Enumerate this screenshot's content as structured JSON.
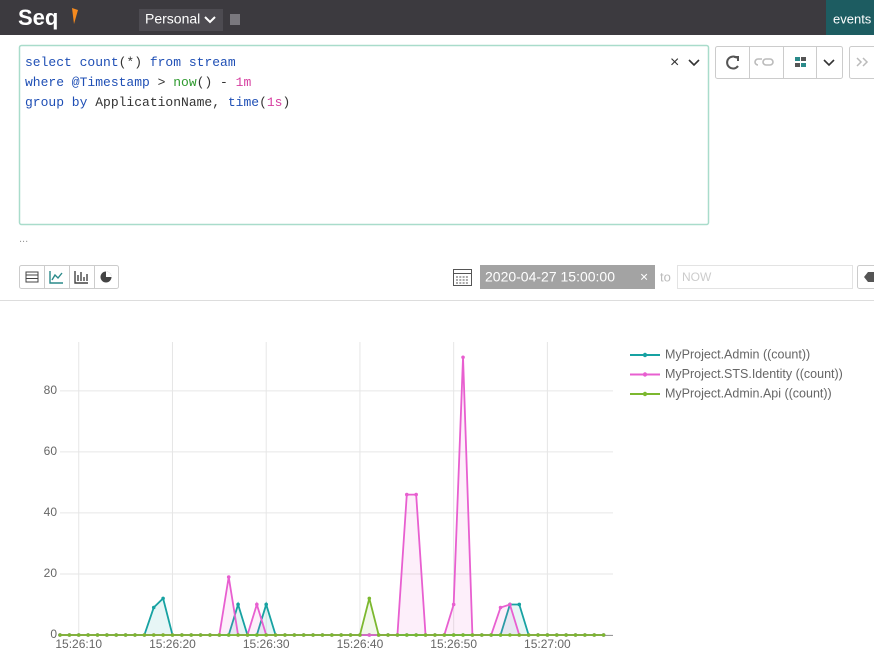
{
  "header": {
    "logo": "Seq",
    "workspace": "Personal",
    "tab": "events"
  },
  "query": {
    "lines": [
      {
        "tokens": [
          "select ",
          "count",
          "(*)",
          " from stream"
        ],
        "colors": [
          "#1f4fb5",
          "#1f4fb5",
          "#333333",
          "#1f4fb5"
        ]
      },
      {
        "tokens": [
          "where @Timestamp ",
          ">",
          " ",
          "now",
          "() - ",
          "1m"
        ],
        "colors": [
          "#1f4fb5",
          "#333333",
          "#333333",
          "#2f9a2f",
          "#333333",
          "#d63fa0"
        ]
      },
      {
        "tokens": [
          "group by ",
          "ApplicationName, ",
          "time",
          "(",
          "1s",
          ")"
        ],
        "colors": [
          "#1f4fb5",
          "#333333",
          "#1f4fb5",
          "#333333",
          "#d63fa0",
          "#333333"
        ]
      }
    ]
  },
  "more": "...",
  "date_range": {
    "from": "2020-04-27 15:00:00",
    "to_label": "to",
    "to_placeholder": "NOW"
  },
  "chart_data": {
    "type": "line",
    "x": [
      "15:26:08",
      "15:26:09",
      "15:26:10",
      "15:26:11",
      "15:26:12",
      "15:26:13",
      "15:26:14",
      "15:26:15",
      "15:26:16",
      "15:26:17",
      "15:26:18",
      "15:26:19",
      "15:26:20",
      "15:26:21",
      "15:26:22",
      "15:26:23",
      "15:26:24",
      "15:26:25",
      "15:26:26",
      "15:26:27",
      "15:26:28",
      "15:26:29",
      "15:26:30",
      "15:26:31",
      "15:26:32",
      "15:26:33",
      "15:26:34",
      "15:26:35",
      "15:26:36",
      "15:26:37",
      "15:26:38",
      "15:26:39",
      "15:26:40",
      "15:26:41",
      "15:26:42",
      "15:26:43",
      "15:26:44",
      "15:26:45",
      "15:26:46",
      "15:26:47",
      "15:26:48",
      "15:26:49",
      "15:26:50",
      "15:26:51",
      "15:26:52",
      "15:26:53",
      "15:26:54",
      "15:26:55",
      "15:26:56",
      "15:26:57",
      "15:26:58",
      "15:26:59",
      "15:27:00",
      "15:27:01",
      "15:27:02",
      "15:27:03",
      "15:27:04",
      "15:27:05",
      "15:27:06"
    ],
    "series": [
      {
        "name": "MyProject.Admin ((count))",
        "color": "#17a2a2",
        "values": [
          0,
          0,
          0,
          0,
          0,
          0,
          0,
          0,
          0,
          0,
          9,
          12,
          0,
          0,
          0,
          0,
          0,
          0,
          0,
          10,
          0,
          0,
          10,
          0,
          0,
          0,
          0,
          0,
          0,
          0,
          0,
          0,
          0,
          0,
          0,
          0,
          0,
          0,
          0,
          0,
          0,
          0,
          0,
          0,
          0,
          0,
          0,
          0,
          10,
          10,
          0,
          0,
          0,
          0,
          0,
          0,
          0,
          0,
          0
        ]
      },
      {
        "name": "MyProject.STS.Identity ((count))",
        "color": "#e85fd0",
        "values": [
          0,
          0,
          0,
          0,
          0,
          0,
          0,
          0,
          0,
          0,
          0,
          0,
          0,
          0,
          0,
          0,
          0,
          0,
          19,
          0,
          0,
          10,
          0,
          0,
          0,
          0,
          0,
          0,
          0,
          0,
          0,
          0,
          0,
          0,
          0,
          0,
          0,
          46,
          46,
          0,
          0,
          0,
          10,
          91,
          0,
          0,
          0,
          9,
          10,
          0,
          0,
          0,
          0,
          0,
          0,
          0,
          0,
          0,
          0
        ]
      },
      {
        "name": "MyProject.Admin.Api ((count))",
        "color": "#7cb82f",
        "values": [
          0,
          0,
          0,
          0,
          0,
          0,
          0,
          0,
          0,
          0,
          0,
          0,
          0,
          0,
          0,
          0,
          0,
          0,
          0,
          0,
          0,
          0,
          0,
          0,
          0,
          0,
          0,
          0,
          0,
          0,
          0,
          0,
          0,
          12,
          0,
          0,
          0,
          0,
          0,
          0,
          0,
          0,
          0,
          0,
          0,
          0,
          0,
          0,
          0,
          0,
          0,
          0,
          0,
          0,
          0,
          0,
          0,
          0,
          0
        ]
      }
    ],
    "xlim": [
      "15:26:08",
      "15:27:07"
    ],
    "xticks": [
      "15:26:10",
      "15:26:20",
      "15:26:30",
      "15:26:40",
      "15:26:50",
      "15:27:00"
    ],
    "ylim": [
      0,
      96
    ],
    "yticks": [
      0,
      20,
      40,
      60,
      80
    ],
    "grid": true,
    "legend": "right"
  }
}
★ ★ ★ ★
Given task → Your task is to set down the records shown above exactly, minus any pictures.

Response to this task →
Enumerate this screenshot's content as structured JSON.
{
  "header": {
    "logo": "Seq",
    "workspace": "Personal",
    "tab": "events"
  },
  "query": {
    "lines": [
      {
        "tokens": [
          "select ",
          "count",
          "(*)",
          " from stream"
        ],
        "colors": [
          "#1f4fb5",
          "#1f4fb5",
          "#333333",
          "#1f4fb5"
        ]
      },
      {
        "tokens": [
          "where @Timestamp ",
          ">",
          " ",
          "now",
          "() - ",
          "1m"
        ],
        "colors": [
          "#1f4fb5",
          "#333333",
          "#333333",
          "#2f9a2f",
          "#333333",
          "#d63fa0"
        ]
      },
      {
        "tokens": [
          "group by ",
          "ApplicationName, ",
          "time",
          "(",
          "1s",
          ")"
        ],
        "colors": [
          "#1f4fb5",
          "#333333",
          "#1f4fb5",
          "#333333",
          "#d63fa0",
          "#333333"
        ]
      }
    ]
  },
  "more": "...",
  "date_range": {
    "from": "2020-04-27 15:00:00",
    "to_label": "to",
    "to_placeholder": "NOW"
  },
  "chart_data": {
    "type": "line",
    "x": [
      "15:26:08",
      "15:26:09",
      "15:26:10",
      "15:26:11",
      "15:26:12",
      "15:26:13",
      "15:26:14",
      "15:26:15",
      "15:26:16",
      "15:26:17",
      "15:26:18",
      "15:26:19",
      "15:26:20",
      "15:26:21",
      "15:26:22",
      "15:26:23",
      "15:26:24",
      "15:26:25",
      "15:26:26",
      "15:26:27",
      "15:26:28",
      "15:26:29",
      "15:26:30",
      "15:26:31",
      "15:26:32",
      "15:26:33",
      "15:26:34",
      "15:26:35",
      "15:26:36",
      "15:26:37",
      "15:26:38",
      "15:26:39",
      "15:26:40",
      "15:26:41",
      "15:26:42",
      "15:26:43",
      "15:26:44",
      "15:26:45",
      "15:26:46",
      "15:26:47",
      "15:26:48",
      "15:26:49",
      "15:26:50",
      "15:26:51",
      "15:26:52",
      "15:26:53",
      "15:26:54",
      "15:26:55",
      "15:26:56",
      "15:26:57",
      "15:26:58",
      "15:26:59",
      "15:27:00",
      "15:27:01",
      "15:27:02",
      "15:27:03",
      "15:27:04",
      "15:27:05",
      "15:27:06"
    ],
    "series": [
      {
        "name": "MyProject.Admin ((count))",
        "color": "#17a2a2",
        "values": [
          0,
          0,
          0,
          0,
          0,
          0,
          0,
          0,
          0,
          0,
          9,
          12,
          0,
          0,
          0,
          0,
          0,
          0,
          0,
          10,
          0,
          0,
          10,
          0,
          0,
          0,
          0,
          0,
          0,
          0,
          0,
          0,
          0,
          0,
          0,
          0,
          0,
          0,
          0,
          0,
          0,
          0,
          0,
          0,
          0,
          0,
          0,
          0,
          10,
          10,
          0,
          0,
          0,
          0,
          0,
          0,
          0,
          0,
          0
        ]
      },
      {
        "name": "MyProject.STS.Identity ((count))",
        "color": "#e85fd0",
        "values": [
          0,
          0,
          0,
          0,
          0,
          0,
          0,
          0,
          0,
          0,
          0,
          0,
          0,
          0,
          0,
          0,
          0,
          0,
          19,
          0,
          0,
          10,
          0,
          0,
          0,
          0,
          0,
          0,
          0,
          0,
          0,
          0,
          0,
          0,
          0,
          0,
          0,
          46,
          46,
          0,
          0,
          0,
          10,
          91,
          0,
          0,
          0,
          9,
          10,
          0,
          0,
          0,
          0,
          0,
          0,
          0,
          0,
          0,
          0
        ]
      },
      {
        "name": "MyProject.Admin.Api ((count))",
        "color": "#7cb82f",
        "values": [
          0,
          0,
          0,
          0,
          0,
          0,
          0,
          0,
          0,
          0,
          0,
          0,
          0,
          0,
          0,
          0,
          0,
          0,
          0,
          0,
          0,
          0,
          0,
          0,
          0,
          0,
          0,
          0,
          0,
          0,
          0,
          0,
          0,
          12,
          0,
          0,
          0,
          0,
          0,
          0,
          0,
          0,
          0,
          0,
          0,
          0,
          0,
          0,
          0,
          0,
          0,
          0,
          0,
          0,
          0,
          0,
          0,
          0,
          0
        ]
      }
    ],
    "xlim": [
      "15:26:08",
      "15:27:07"
    ],
    "xticks": [
      "15:26:10",
      "15:26:20",
      "15:26:30",
      "15:26:40",
      "15:26:50",
      "15:27:00"
    ],
    "ylim": [
      0,
      96
    ],
    "yticks": [
      0,
      20,
      40,
      60,
      80
    ],
    "grid": true,
    "legend": "right"
  }
}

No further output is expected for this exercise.